EXTRAIT DE PAGE.
.....

Streaming : Rdio débrque en Frnce

par Sophian Fanen
publié le 4 mai 2012 à 10h42
(mis à jour le 4 mai 2012 à 10h42)

Plus personne ne pourra râler sur la pauvreté de l'offre musicale légale en France. En plus de Deezer, Spotify, Qobuz, Jiwa ou Noomiz, voici que débarque à pas feutrés l'Américain Rdio .

Lancé en 2010 en Amérique du Nord, Rdio est la créature du Danois Janus Friis, déjà connu pour avoir fondé Kazaa, la plateforme de peer-to-peer star du milieu des années 2000, puis le logiciel de téléphonie par IP Skype. Deux programmes marquants pensés avec le Suédois Niklas Zennström, qui a soutenu (et financé) la création de Rdio via son fonds d'investissement Atomico. Depuis, le service musical a été rendu disponible au Brésil, en Allemagne, au Danemark, en Espagne et au Portugal, et l'est aussi depuis hier au Royaume-Uni en attendant l'Australie.

Une fois cette genèse plutôt classe racontée, il y a peu à dire sur Rdio, qui fonctionne peu ou prou comme tous les services de streaming musicaux: écoute instantanée, partage facile, playlist à volonté, options sociales, etc. Comme la grande majorité de ses concurrents, Rdio a choisi la formule web-based , c'est-à-dire qu'on y accède depuis un navigateur comme on accède à Deezer. S'y ajoute une application mobile pour smartphones et tablettes.

Côté catalogue, Rdio annonce au dernier pointage 12 millions de titres, avec des accords conclus avec les quatre (bientôt trois) majors et beaucoup des gros indépendants. En face, Spotify a officieusement passé la barre des 17 millions de morceaux (le chiffre de 19 millions avait un temps été publié). Deezer en compte 15 millions. Quant à la guerre des chiffres d'utilisateurs, elle fait rage entre les deux derniers (18 millions annoncés pour Spotify, 22 millions pour Deezer, mais il faut ensuite décompter les «faux» abonnés qui le sont d'office avec un service de téléphonie ou d'Internet sans pour autant écouter régulièrement de la musique, puis faire le tri entre les payants et les gratuits... et ce n'est pas le sujet de cet article).

La seule différence fondamentale entre Rdio et ses deux principaux concurrents en France tient dans son choix de ne pas offrir d'accès gratuit. Seule possibilité pour découvrir la musique via son interface plutôt bien faite et stylée: sept jours d'essai offerts, et la possibilité d'écouter un extrait de 30 secondes pour chaque titre. Sinon, il faudra payer, avec là aussi des prix déjà vus: 4,99 euros pour l'offre classique (accès desktop seulement) et 9,99 euros pour l'offre desktop + mobile.

«Musique pour la meilleure partie de votre journée. Peu importe alors que ce n'est.» Hum... Il va falloir faire un petit effort sur la traduction les gars.

.....

TÂCHE À RÉALISER. Traduisez en anglais cette phrase de l'extrait consacré à Rdio : « Plus personne ne pourra râler sur la pauvreté de l'offre musicale légale en France. » Les enregistrements n'ont aucun rapport avec l'extrait.

.....

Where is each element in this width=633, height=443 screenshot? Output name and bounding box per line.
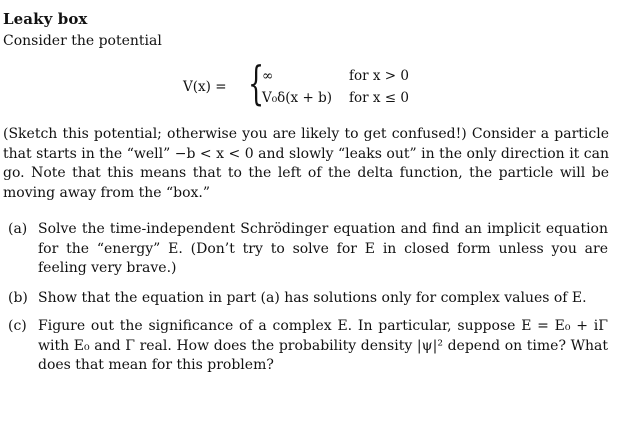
case-2-condition: for x ≤ 0 — [349, 90, 409, 106]
case-2-expression: V₀δ(x + b) — [262, 90, 332, 106]
intro-text: Consider the potential — [3, 33, 162, 49]
part-a-text: Solve the time-independent Schrödinger equation and find an implicit equation for the “energy” E. (Don’t try to solve for E in closed form unless you are feeling very brave.) — [38, 221, 608, 276]
equation-lhs: V(x) = — [183, 79, 227, 95]
case-1-expression: ∞ — [262, 68, 274, 84]
potential-equation — [183, 56, 443, 112]
part-a-label: (a) — [8, 221, 28, 237]
problem-title: Leaky box — [3, 10, 88, 28]
left-brace: { — [248, 56, 265, 110]
part-c-label: (c) — [8, 318, 27, 334]
part-b-text: Show that the equation in part (a) has solutions only for complex values of E. — [38, 290, 587, 306]
part-c-text: Figure out the significance of a complex E. In particular, suppose E = E₀ + iΓ with E₀ and Γ real. How does the probability density |ψ|² depend on time? What does that mean for this problem? — [38, 318, 608, 373]
part-b-label: (b) — [8, 290, 28, 306]
description-paragraph: (Sketch this potential; otherwise you are likely to get confused!) Consider a particle that starts in the “well” −b < x < 0 and slowly “leaks out” in the only direction it can go. Note that this means that to the left of the delta function, the particle will be moving away from the “box.” — [3, 126, 609, 201]
case-1-condition: for x > 0 — [349, 68, 409, 84]
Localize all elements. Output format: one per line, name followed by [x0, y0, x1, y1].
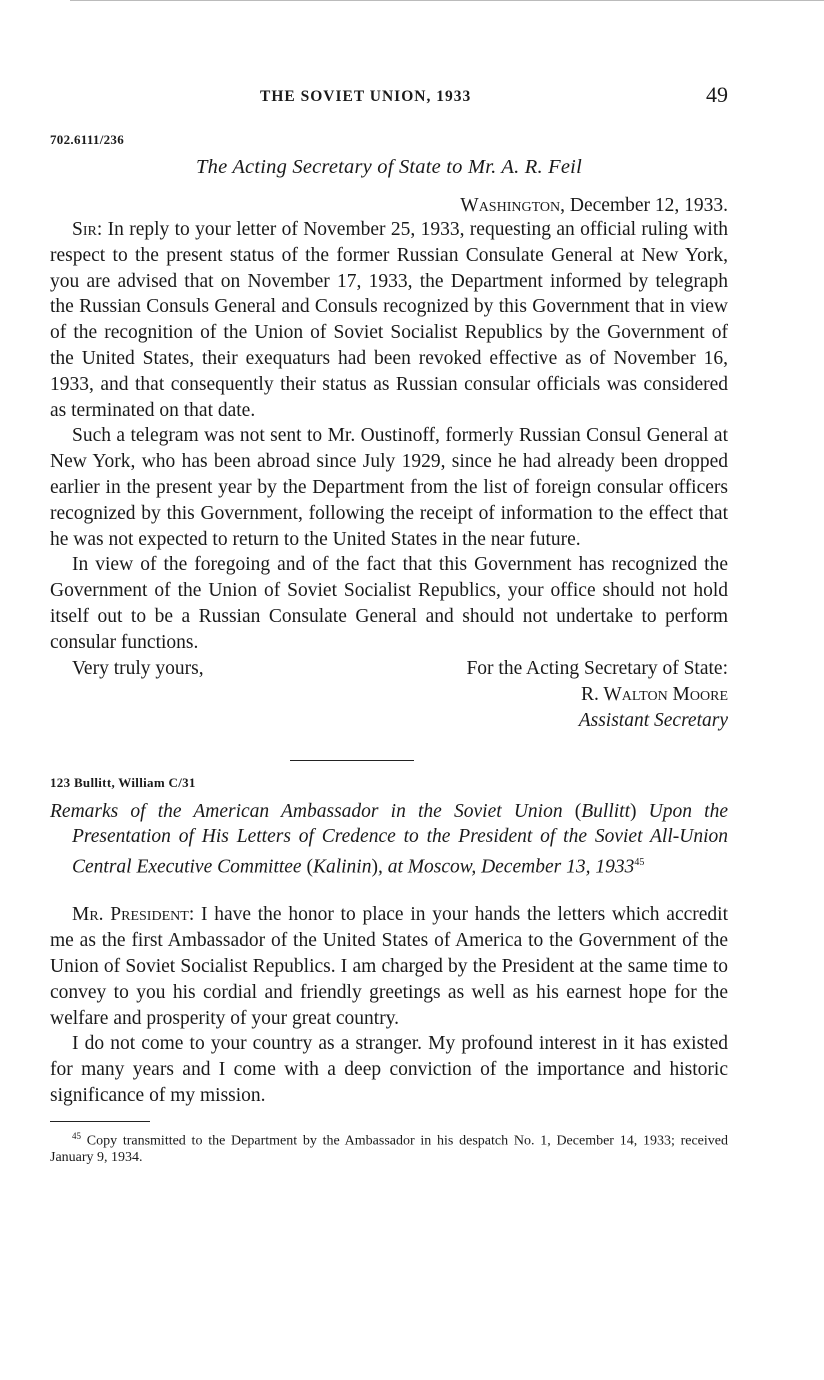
running-title: THE SOVIET UNION, 1933	[260, 88, 472, 105]
letter-paragraph-2: Such a telegram was not sent to Mr. Oustinoff, formerly Russian Consul General at New York, who has been abroad since July 1929, since he had already been dropped earlier in the present year by the Department from the list of foreign consular officers recognized by this Government, following the receipt of information to the effect that he was not expected to return to the United States in the near future.	[50, 425, 728, 550]
footnote-text: Copy transmitted to the Department by the Ambassador in his despatch No. 1, December 14, 1933; received January 9, 1934.	[50, 1133, 728, 1166]
footnote-reference: 45	[634, 857, 645, 869]
dateline-city: Washington	[460, 195, 561, 216]
salutation: Sir	[72, 219, 97, 240]
footnote-mark: 45	[72, 1130, 81, 1141]
document-1-title: The Acting Secretary of State to Mr. A. R. Feil	[196, 156, 582, 178]
remarks-paragraph-1-text: : I have the honor to place in your hands the letters which accredit me as the first Ambassador of the United States of America to the Government of the Union of Soviet Socialist Republics. I am charged by the President at the same time to convey to you his cordial and friendly greetings as well as his earnest hope for the welfare and prosperity of your great country.	[50, 904, 728, 1029]
remarks-paragraph-2: I do not come to your country as a stranger. My profound interest in it has existed for many years and I come with a deep conviction of the importance and historic significance of my mission.	[50, 1033, 728, 1107]
paren-open-2: (	[306, 856, 313, 878]
page-number: 49	[706, 82, 728, 107]
letter-paragraph-1	[50, 217, 728, 423]
title-part-2: Upon the Presentation of His Letters of Credence to the President of the Soviet All-Union Central Executive Committee	[72, 800, 728, 878]
running-head	[50, 80, 728, 114]
spacer	[50, 880, 728, 902]
paren-open-1: (	[574, 800, 582, 822]
title-name-kalinin: Kalinin	[312, 856, 372, 878]
top-rule	[70, 0, 824, 1]
document-2-title	[50, 799, 728, 881]
letter-paragraph-3: In view of the foregoing and of the fact that this Government has recognized the Government of the Union of Soviet Socialist Republics, your office should not hold itself out to be a Russian Consulate General and should not undertake to perform consular functions.	[50, 554, 728, 653]
paren-close-1: )	[630, 800, 637, 822]
title-part-3: , at Moscow, December 13, 1933	[377, 856, 635, 878]
page	[50, 80, 728, 1166]
paren-close-2: )	[371, 856, 378, 878]
file-reference-1: 702.6111/236	[50, 132, 125, 147]
remarks-paragraph-1	[50, 902, 728, 1031]
dateline	[50, 195, 728, 217]
for-line: For the Acting Secretary of State:	[466, 657, 728, 679]
complimentary-close: Very truly yours,	[72, 657, 204, 679]
letter-closing	[50, 656, 728, 734]
title-name-bullitt: Bullitt	[581, 800, 630, 822]
footnote	[50, 1128, 728, 1167]
remarks-salutation: Mr. President	[72, 904, 189, 926]
signer-name: R. Walton Moore	[580, 683, 728, 705]
signer-title: Assistant Secretary	[578, 709, 728, 731]
dateline-date: , December 12, 1933.	[560, 195, 728, 216]
file-reference-2: 123 Bullitt, William C/31	[50, 774, 196, 790]
section-separator	[290, 760, 414, 761]
footnote-rule	[50, 1121, 150, 1122]
letter-paragraph-1-text: : In reply to your letter of November 25, 1933, requesting an official ruling with respect to the present status of the former Russian Consulate General at New York, you are advised that on November 17, 1933, the Department informed by telegraph the Russian Consuls General and Consuls recognized by this Government that in view of the recognition of the Union of Soviet Socialist Republics by the Government of the United States, their exequaturs had been revoked effective as of November 16, 1933, and that consequently their status as Russian consular officials was considered as terminated on that date.	[50, 219, 728, 421]
title-part-1: Remarks of the American Ambassador in the Soviet Union	[50, 800, 575, 822]
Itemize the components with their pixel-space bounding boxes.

.....

RÉPONSE. No one will be able to complain anymore about how meager the legal music offering is in France.